## OBJECTIVE:
Make a tally of the lines in the records that include the string "name", and give only that number.

(Records about charts and figures)
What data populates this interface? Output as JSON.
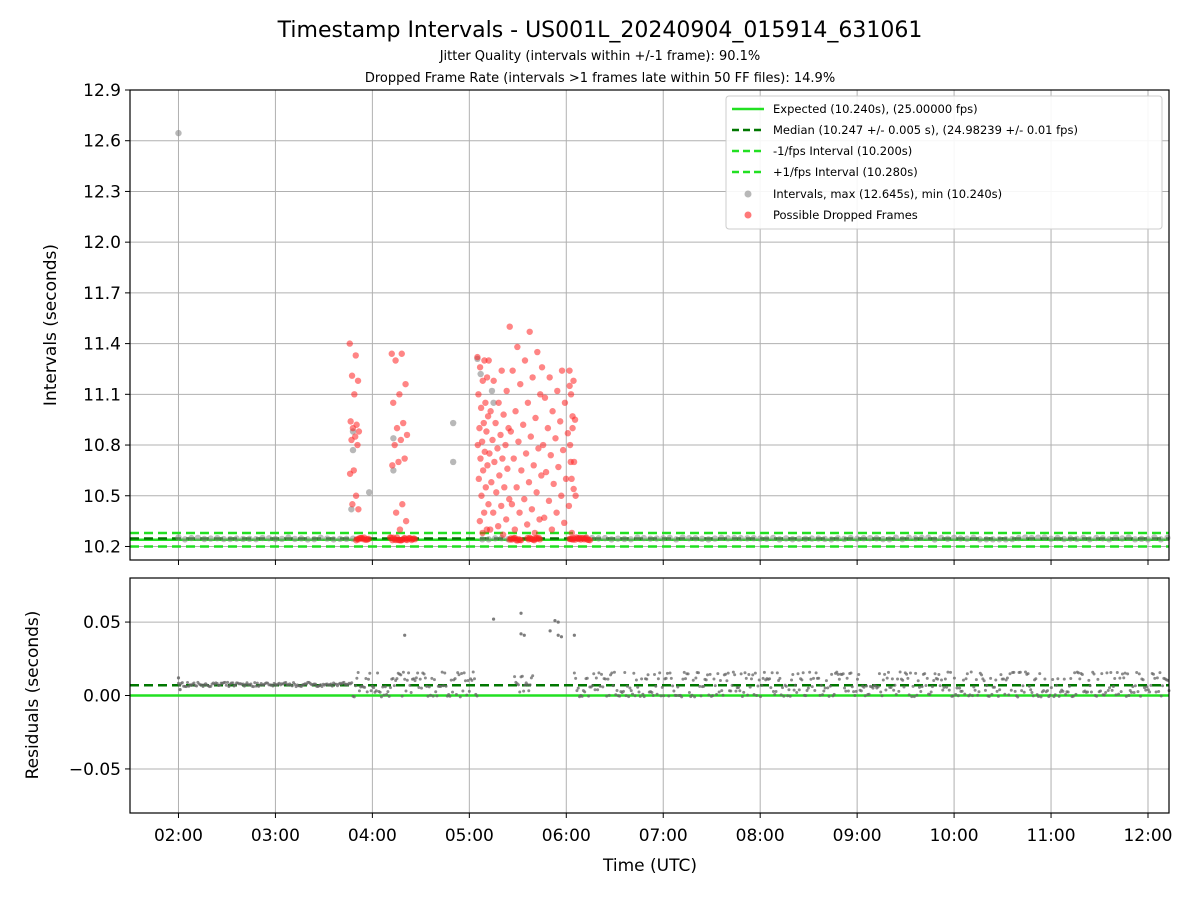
{
  "figure": {
    "title": "Timestamp Intervals - US001L_20240904_015914_631061",
    "subtitle_1": "Jitter Quality (intervals within +/-1 frame): 90.1%",
    "subtitle_2": "Dropped Frame Rate (intervals >1 frames late within 50 FF files): 14.9%",
    "xlabel": "Time (UTC)",
    "colors": {
      "expected": "#22e022",
      "median": "#007700",
      "interval": "#22e022",
      "intervals_points": "#888888",
      "dropped_points": "#ff2020",
      "residual_points": "#666666"
    }
  },
  "chart_data": [
    {
      "type": "scatter",
      "panel": "top",
      "ylabel": "Intervals (seconds)",
      "ylim": [
        10.12,
        12.9
      ],
      "yticks": [
        10.2,
        10.5,
        10.8,
        11.1,
        11.4,
        11.7,
        12.0,
        12.3,
        12.6,
        12.9
      ],
      "ytick_labels": [
        "10.2",
        "10.5",
        "10.8",
        "11.1",
        "11.4",
        "11.7",
        "12.0",
        "12.3",
        "12.6",
        "12.9"
      ],
      "xlim": [
        "01:30",
        "12:13"
      ],
      "xticks": [
        "02:00",
        "03:00",
        "04:00",
        "05:00",
        "06:00",
        "07:00",
        "08:00",
        "09:00",
        "10:00",
        "11:00",
        "12:00"
      ],
      "grid": true,
      "legend_position": "top-right",
      "reference_lines": [
        {
          "name": "Expected (10.240s), (25.00000 fps)",
          "y": 10.24,
          "style": "solid",
          "color": "#22e022"
        },
        {
          "name": "Median (10.247 +/- 0.005 s), (24.98239 +/- 0.01 fps)",
          "y": 10.247,
          "style": "dashed",
          "color": "#007700"
        },
        {
          "name": "-1/fps Interval (10.200s)",
          "y": 10.2,
          "style": "dashed",
          "color": "#22e022"
        },
        {
          "name": "+1/fps Interval (10.280s)",
          "y": 10.28,
          "style": "dashed",
          "color": "#22e022"
        }
      ],
      "series": [
        {
          "name": "Intervals, max (12.645s), min (10.240s)",
          "color": "#888888",
          "baseline_value": 10.247,
          "points": [
            [
              "02:00",
              12.645
            ],
            [
              "03:48",
              10.88
            ],
            [
              "03:48",
              10.77
            ],
            [
              "03:47",
              10.42
            ],
            [
              "03:58",
              10.52
            ],
            [
              "04:13",
              10.84
            ],
            [
              "04:13",
              10.65
            ],
            [
              "04:50",
              10.93
            ],
            [
              "04:50",
              10.7
            ],
            [
              "05:07",
              11.22
            ],
            [
              "05:14",
              11.12
            ],
            [
              "05:15",
              11.05
            ],
            [
              "05:05",
              11.31
            ]
          ]
        },
        {
          "name": "Possible Dropped Frames",
          "color": "#ff2020",
          "clusters": [
            {
              "x_from": "03:46",
              "x_to": "03:52",
              "y_values": [
                11.4,
                11.33,
                11.21,
                11.18,
                11.1,
                10.94,
                10.92,
                10.9,
                10.88,
                10.85,
                10.83,
                10.8,
                10.65,
                10.63,
                10.5,
                10.45,
                10.42
              ]
            },
            {
              "x_from": "04:12",
              "x_to": "04:22",
              "y_values": [
                11.34,
                11.34,
                11.3,
                11.16,
                11.1,
                11.05,
                10.93,
                10.9,
                10.86,
                10.83,
                10.8,
                10.72,
                10.7,
                10.68,
                10.45,
                10.4,
                10.35,
                10.3
              ]
            },
            {
              "x_from": "05:05",
              "x_to": "05:12",
              "y_values": [
                11.32,
                11.3,
                11.26,
                11.2,
                11.18,
                11.1,
                11.05,
                11.02,
                10.97,
                10.93,
                10.9,
                10.88,
                10.82,
                10.8,
                10.76,
                10.72,
                10.68,
                10.65,
                10.6,
                10.55,
                10.5,
                10.45,
                10.4,
                10.35,
                10.3,
                10.28
              ]
            },
            {
              "x_from": "05:12",
              "x_to": "05:25",
              "y_values": [
                11.3,
                11.24,
                11.18,
                11.12,
                11.05,
                11.0,
                10.98,
                10.93,
                10.9,
                10.86,
                10.83,
                10.8,
                10.78,
                10.75,
                10.72,
                10.7,
                10.66,
                10.62,
                10.58,
                10.55,
                10.52,
                10.48,
                10.44,
                10.4,
                10.36,
                10.32,
                10.3,
                10.27
              ]
            },
            {
              "x_from": "05:25",
              "x_to": "05:45",
              "y_values": [
                11.5,
                11.47,
                11.38,
                11.35,
                11.3,
                11.24,
                11.2,
                11.16,
                11.1,
                11.05,
                11.0,
                10.96,
                10.92,
                10.88,
                10.85,
                10.82,
                10.78,
                10.75,
                10.72,
                10.68,
                10.65,
                10.62,
                10.58,
                10.55,
                10.52,
                10.48,
                10.45,
                10.42,
                10.4,
                10.36,
                10.33,
                10.3,
                10.28
              ]
            },
            {
              "x_from": "05:45",
              "x_to": "06:05",
              "y_values": [
                11.26,
                11.24,
                11.2,
                11.15,
                11.12,
                11.08,
                11.05,
                11.0,
                10.97,
                10.94,
                10.9,
                10.87,
                10.84,
                10.8,
                10.77,
                10.74,
                10.7,
                10.67,
                10.64,
                10.6,
                10.57,
                10.54,
                10.5,
                10.47,
                10.44,
                10.4,
                10.37,
                10.34,
                10.3,
                10.28
              ]
            },
            {
              "x_from": "06:02",
              "x_to": "06:06",
              "y_values": [
                11.24,
                11.18,
                11.1,
                10.95,
                10.9,
                10.8,
                10.7,
                10.6,
                10.5
              ]
            }
          ],
          "baseline_clusters": [
            {
              "x_from": "03:50",
              "x_to": "03:58",
              "y": 10.245
            },
            {
              "x_from": "04:11",
              "x_to": "04:27",
              "y": 10.245
            },
            {
              "x_from": "05:25",
              "x_to": "05:32",
              "y": 10.245
            },
            {
              "x_from": "05:36",
              "x_to": "05:44",
              "y": 10.245
            },
            {
              "x_from": "06:02",
              "x_to": "06:15",
              "y": 10.245
            }
          ]
        }
      ]
    },
    {
      "type": "scatter",
      "panel": "bottom",
      "ylabel": "Residuals (seconds)",
      "ylim": [
        -0.08,
        0.08
      ],
      "yticks": [
        -0.05,
        0.0,
        0.05
      ],
      "ytick_labels": [
        "−0.05",
        "0.00",
        "0.05"
      ],
      "xlim": [
        "01:30",
        "12:13"
      ],
      "xticks": [
        "02:00",
        "03:00",
        "04:00",
        "05:00",
        "06:00",
        "07:00",
        "08:00",
        "09:00",
        "10:00",
        "11:00",
        "12:00"
      ],
      "xtick_labels": [
        "02:00",
        "03:00",
        "04:00",
        "05:00",
        "06:00",
        "07:00",
        "08:00",
        "09:00",
        "10:00",
        "11:00",
        "12:00"
      ],
      "grid": true,
      "reference_lines": [
        {
          "name": "Expected",
          "y": 0.0,
          "style": "solid",
          "color": "#22e022"
        },
        {
          "name": "Median",
          "y": 0.007,
          "style": "dashed",
          "color": "#007700"
        }
      ],
      "residual_segments": [
        {
          "x_from": "02:00",
          "x_to": "03:48",
          "y_values": [
            0.007,
            0.008
          ]
        },
        {
          "x_from": "03:48",
          "x_to": "05:05",
          "y_values": [
            0.0,
            0.003,
            0.006,
            0.011,
            0.015
          ]
        },
        {
          "x_from": "05:28",
          "x_to": "05:40",
          "y_values": [
            0.003,
            0.008,
            0.013
          ]
        },
        {
          "x_from": "06:05",
          "x_to": "12:13",
          "y_values": [
            0.0,
            0.003,
            0.006,
            0.011,
            0.015
          ]
        }
      ],
      "outliers": [
        [
          "02:00",
          0.012
        ],
        [
          "02:01",
          0.004
        ],
        [
          "04:20",
          0.041
        ],
        [
          "05:15",
          0.052
        ],
        [
          "05:32",
          0.056
        ],
        [
          "05:32",
          0.042
        ],
        [
          "05:34",
          0.041
        ],
        [
          "05:50",
          0.044
        ],
        [
          "05:53",
          0.051
        ],
        [
          "05:55",
          0.05
        ],
        [
          "05:55",
          0.041
        ],
        [
          "05:57",
          0.04
        ],
        [
          "06:05",
          0.041
        ]
      ]
    }
  ]
}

## FINAL RESULT:
8